::: SOURCE TEXT

The General scratched his head and said, "Out-generaled by my own men. That is the last damned 'order' I will ever issue in this camp."

Col. Larrabee was a good man, but he seemed to get tired of the war after a certain time when he did not receive a brigadier-generalship, which he was entitled to by seniority. We were taking a rest one day under the shade of some trees waiting for orders, lying down full length, taking the best advantage of the precious moments given us, when the Colonel raised himself up to a sitting position and said, "Boys, I brought the Twenty-fourth Wisconsin Regiment into the field ten hundred and twenty-four men strong. Now I have but three hundred and sixty men, a regiment that I can take anywhere and feel proud of them; a regiment that every man of them knows as much if not more than I do myself."

::::::
::: SUPPLIED DATA

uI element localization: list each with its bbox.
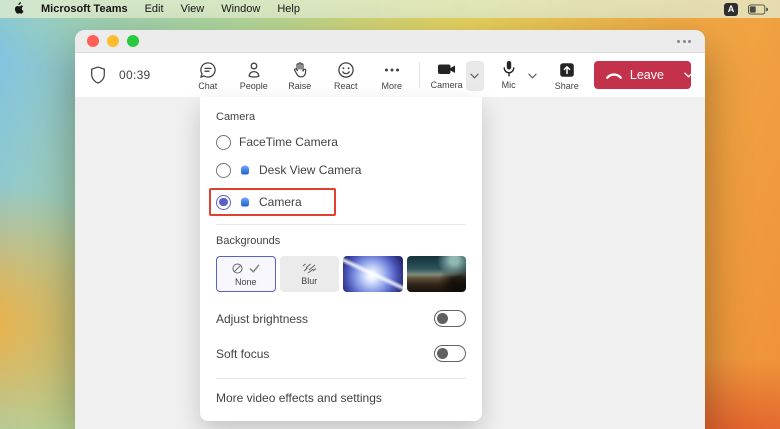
- chevron-down-icon: [469, 72, 480, 80]
- raise-hand-icon: [290, 60, 310, 80]
- mic-button[interactable]: Mic: [494, 59, 524, 90]
- apple-menu[interactable]: [12, 1, 24, 18]
- chat-button[interactable]: Chat: [189, 60, 227, 91]
- meeting-stage: Camera FaceTime Camera Desk View Camera …: [75, 97, 705, 429]
- input-source-badge[interactable]: A: [724, 3, 738, 16]
- mic-dropdown-chevron[interactable]: [524, 61, 542, 91]
- leave-button[interactable]: Leave: [594, 61, 675, 89]
- radio-unselected-icon[interactable]: [216, 163, 231, 178]
- menu-bar: Microsoft Teams Edit View Window Help A: [0, 0, 780, 18]
- call-timer: 00:39: [119, 68, 151, 82]
- raise-hand-button[interactable]: Raise: [281, 60, 319, 91]
- backgrounds-section-title: Backgrounds: [216, 235, 466, 247]
- close-window-button[interactable]: [87, 35, 99, 47]
- call-toolbar: 00:39 Chat People Raise React More: [75, 53, 705, 97]
- adjust-brightness-label: Adjust brightness: [216, 312, 308, 326]
- background-tile-blur[interactable]: Blur: [280, 256, 339, 292]
- menubar-item-window[interactable]: Window: [221, 3, 260, 15]
- more-dots-icon: [382, 60, 402, 80]
- leave-dropdown-chevron[interactable]: [675, 61, 691, 89]
- menu-divider: [216, 378, 466, 379]
- menubar-item-edit[interactable]: Edit: [145, 3, 164, 15]
- toolbar-divider: [419, 62, 420, 88]
- soft-focus-label: Soft focus: [216, 347, 269, 361]
- camera-option-facetime[interactable]: FaceTime Camera: [216, 132, 466, 152]
- radio-unselected-icon[interactable]: [216, 135, 231, 150]
- menubar-item-help[interactable]: Help: [277, 3, 300, 15]
- soft-focus-toggle[interactable]: [434, 345, 466, 362]
- camera-section-title: Camera: [216, 111, 466, 123]
- shield-icon: [89, 65, 107, 85]
- radio-selected-icon[interactable]: [216, 195, 231, 210]
- camera-button[interactable]: Camera: [428, 59, 466, 90]
- camera-option-camera-selected[interactable]: Camera: [209, 188, 336, 216]
- camera-icon: [436, 59, 458, 79]
- chevron-down-icon: [527, 72, 538, 80]
- leave-button-group: Leave: [594, 61, 691, 89]
- mic-icon: [499, 59, 519, 79]
- adjust-brightness-toggle[interactable]: [434, 310, 466, 327]
- selected-checkmark-icon: [248, 263, 261, 274]
- share-icon: [557, 60, 577, 80]
- window-titlebar: [75, 30, 705, 53]
- people-icon: [244, 60, 264, 80]
- more-button[interactable]: More: [373, 60, 411, 91]
- people-button[interactable]: People: [235, 60, 273, 91]
- zoom-window-button[interactable]: [127, 35, 139, 47]
- none-circle-slash-icon: [231, 262, 244, 275]
- menubar-item-view[interactable]: View: [181, 3, 205, 15]
- teams-window: 00:39 Chat People Raise React More: [75, 30, 705, 429]
- menu-divider: [216, 224, 466, 225]
- hang-up-icon: [605, 70, 623, 80]
- more-video-effects-link[interactable]: More video effects and settings: [216, 391, 466, 405]
- minimize-window-button[interactable]: [107, 35, 119, 47]
- continuity-camera-device-icon: [239, 164, 251, 176]
- react-button[interactable]: React: [327, 60, 365, 91]
- camera-option-desk-view[interactable]: Desk View Camera: [216, 160, 466, 180]
- camera-dropdown-chevron[interactable]: [466, 61, 484, 91]
- chat-icon: [198, 60, 218, 80]
- continuity-camera-device-icon: [239, 196, 251, 208]
- chevron-down-icon: [683, 71, 691, 79]
- share-button[interactable]: Share: [552, 60, 582, 91]
- camera-settings-menu: Camera FaceTime Camera Desk View Camera …: [200, 97, 482, 421]
- background-tile-landscape-image[interactable]: [407, 256, 466, 292]
- battery-icon[interactable]: [748, 4, 768, 15]
- background-tile-none[interactable]: None: [216, 256, 276, 292]
- window-more-icon[interactable]: [675, 38, 693, 45]
- apple-logo-icon: [12, 1, 24, 15]
- background-tile-space-image[interactable]: [343, 256, 402, 292]
- menubar-app-name[interactable]: Microsoft Teams: [41, 3, 128, 15]
- blur-pattern-icon: [300, 262, 318, 274]
- react-smiley-icon: [336, 60, 356, 80]
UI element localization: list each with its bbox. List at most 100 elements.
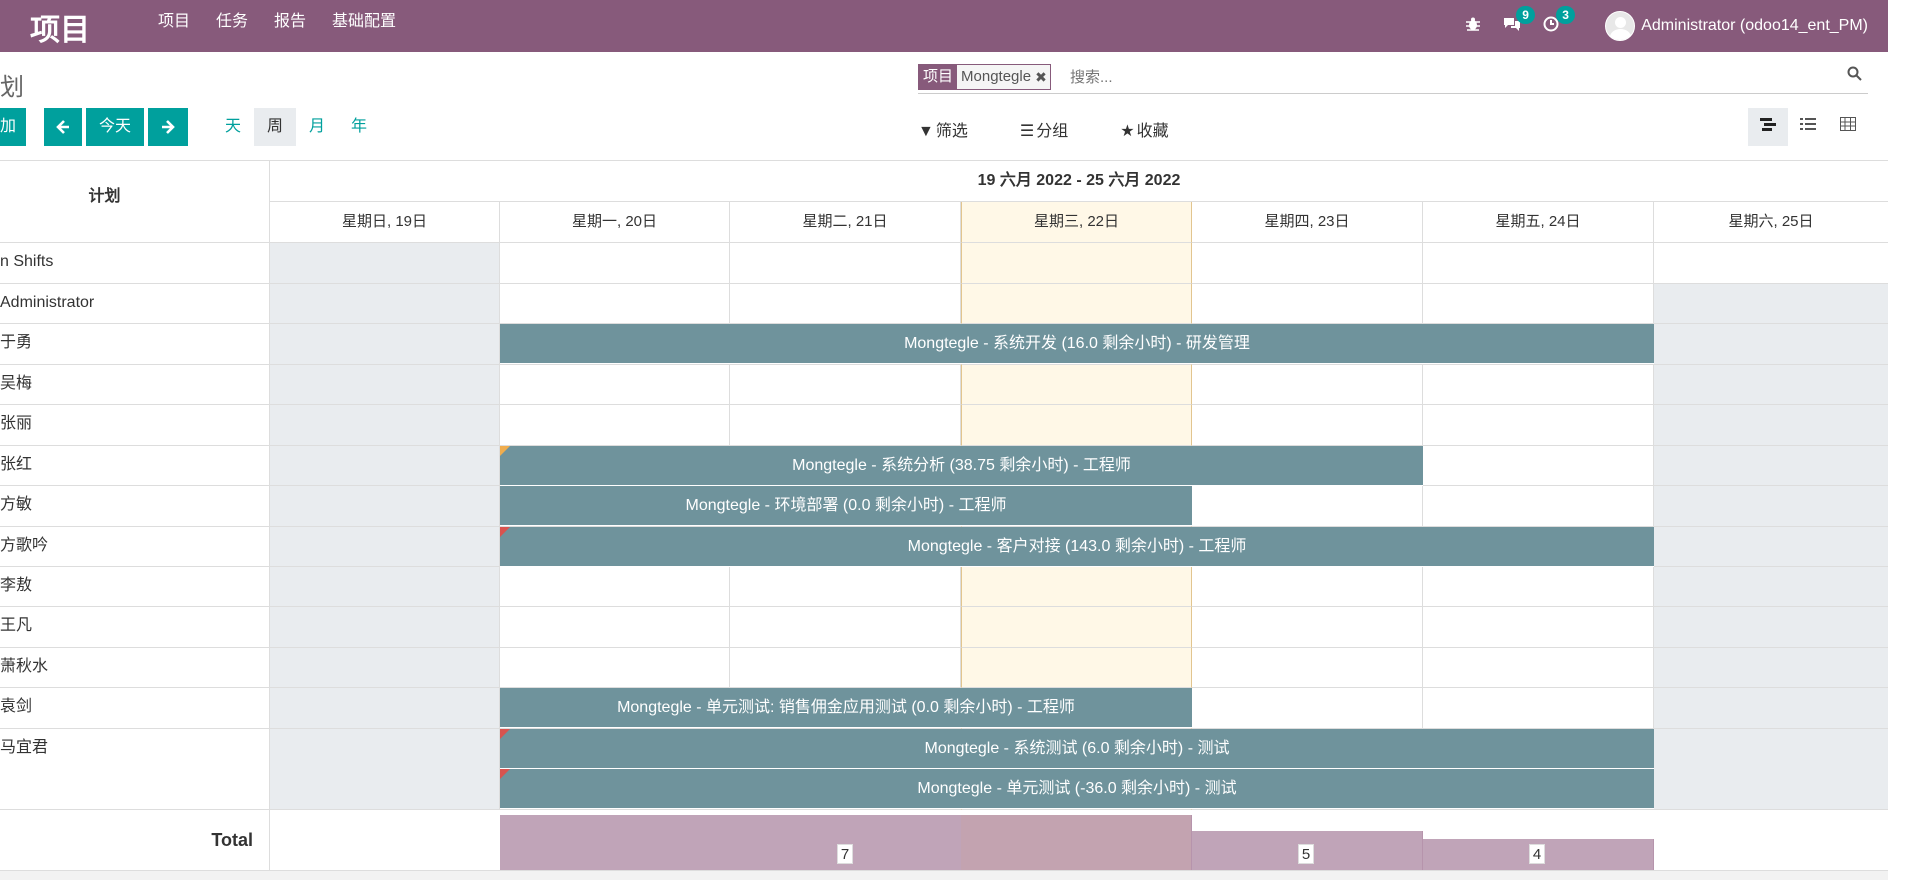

::::::

* [TASK REQUIREMENTS]:
A. Output the Civil War passage verbatim and in full.
B. Return, verbatim, the lines of the records starting at the line that contains "- chevron-down-icon: [469, 72, 480, 80]" and ending at the line that contains "- meeting-stage: Camera", with both of those lines included.
The records bear no relation to the Civil War passage.

* [ANSWERS GIVEN]:
A.
The General scratched his head and said, "Out-generaled by my own men. That is the last damned 'order' I will ever issue in this camp."

Col. Larrabee was a good man, but he seemed to get tired of the war after a certain time when he did not receive a brigadier-generalship, which he was entitled to by seniority. We were taking a rest one day under the shade of some trees waiting for orders, lying down full length, taking the best advantage of the precious moments given us, when the Colonel raised himself up to a sitting position and said, "Boys, I brought the Twenty-fourth Wisconsin Regiment into the field ten hundred and twenty-four men strong. Now I have but three hundred and sixty men, a regiment that I can take anywhere and feel proud of them; a regiment that every man of them knows as much if not more than I do myself."

B.
- chevron-down-icon: [469, 72, 480, 80]
- raise-hand-icon: [290, 60, 310, 80]
- mic-button[interactable]: Mic: [494, 59, 524, 90]
- apple-menu[interactable]: [12, 1, 24, 18]
- chat-button[interactable]: Chat: [189, 60, 227, 91]
- meeting-stage: Camera FaceTime Camera Desk View Camera …: [75, 97, 705, 429]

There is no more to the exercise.